Task goal — What do the lines from the one containing "Read this page and output its text content." through the end of the entries say? Quote them exactly, and only them.

Data to use —
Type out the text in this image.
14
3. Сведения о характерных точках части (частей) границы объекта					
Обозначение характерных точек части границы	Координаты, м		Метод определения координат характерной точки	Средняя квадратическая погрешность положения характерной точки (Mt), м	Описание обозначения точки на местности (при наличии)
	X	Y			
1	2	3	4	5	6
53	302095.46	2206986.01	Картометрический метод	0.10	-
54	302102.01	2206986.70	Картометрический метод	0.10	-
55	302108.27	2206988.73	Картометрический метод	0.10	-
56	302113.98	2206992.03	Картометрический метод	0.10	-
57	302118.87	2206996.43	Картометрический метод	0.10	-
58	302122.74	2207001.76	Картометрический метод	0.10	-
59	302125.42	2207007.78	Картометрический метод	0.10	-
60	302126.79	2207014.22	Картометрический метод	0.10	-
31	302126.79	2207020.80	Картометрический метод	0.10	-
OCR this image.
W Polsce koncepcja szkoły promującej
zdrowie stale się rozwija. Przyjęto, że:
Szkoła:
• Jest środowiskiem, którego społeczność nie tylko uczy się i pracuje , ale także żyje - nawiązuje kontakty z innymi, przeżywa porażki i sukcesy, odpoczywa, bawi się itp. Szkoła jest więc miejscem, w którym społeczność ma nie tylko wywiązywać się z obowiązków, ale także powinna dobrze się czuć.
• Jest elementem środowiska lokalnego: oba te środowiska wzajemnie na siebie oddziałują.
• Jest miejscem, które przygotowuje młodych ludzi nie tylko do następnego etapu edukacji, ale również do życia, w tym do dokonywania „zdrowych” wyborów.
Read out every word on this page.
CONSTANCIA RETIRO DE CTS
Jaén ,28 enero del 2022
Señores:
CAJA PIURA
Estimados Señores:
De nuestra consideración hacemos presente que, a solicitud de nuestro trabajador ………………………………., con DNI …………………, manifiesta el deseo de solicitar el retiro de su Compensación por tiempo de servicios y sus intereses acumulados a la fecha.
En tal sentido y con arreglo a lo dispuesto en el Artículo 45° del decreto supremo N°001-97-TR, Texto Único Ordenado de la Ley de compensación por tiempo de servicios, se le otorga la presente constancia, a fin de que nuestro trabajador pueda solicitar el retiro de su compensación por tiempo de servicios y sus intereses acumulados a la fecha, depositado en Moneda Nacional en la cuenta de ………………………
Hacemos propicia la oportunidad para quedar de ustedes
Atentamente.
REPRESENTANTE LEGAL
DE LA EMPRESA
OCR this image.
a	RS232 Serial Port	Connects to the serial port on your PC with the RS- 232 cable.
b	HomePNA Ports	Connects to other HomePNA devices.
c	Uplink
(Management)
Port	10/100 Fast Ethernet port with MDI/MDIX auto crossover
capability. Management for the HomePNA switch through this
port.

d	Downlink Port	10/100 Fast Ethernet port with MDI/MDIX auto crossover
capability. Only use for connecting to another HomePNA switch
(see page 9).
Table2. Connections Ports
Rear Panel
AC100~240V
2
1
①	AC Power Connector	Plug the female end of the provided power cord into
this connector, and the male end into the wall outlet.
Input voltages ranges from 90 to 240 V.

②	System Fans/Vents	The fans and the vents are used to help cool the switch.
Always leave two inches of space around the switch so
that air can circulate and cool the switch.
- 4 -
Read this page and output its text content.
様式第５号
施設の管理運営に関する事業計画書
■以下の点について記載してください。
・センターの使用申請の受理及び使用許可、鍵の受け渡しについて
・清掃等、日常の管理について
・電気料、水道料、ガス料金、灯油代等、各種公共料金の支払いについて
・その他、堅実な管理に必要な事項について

Answer to the exercise —
Read this page and output its text content.
様式第５号
施設の管理運営に関する事業計画書
■以下の点について記載してください。
・センターの使用申請の受理及び使用許可、鍵の受け渡しについて
・清掃等、日常の管理について
・電気料、水道料、ガス料金、灯油代等、各種公共料金の支払いについて
・その他、堅実な管理に必要な事項について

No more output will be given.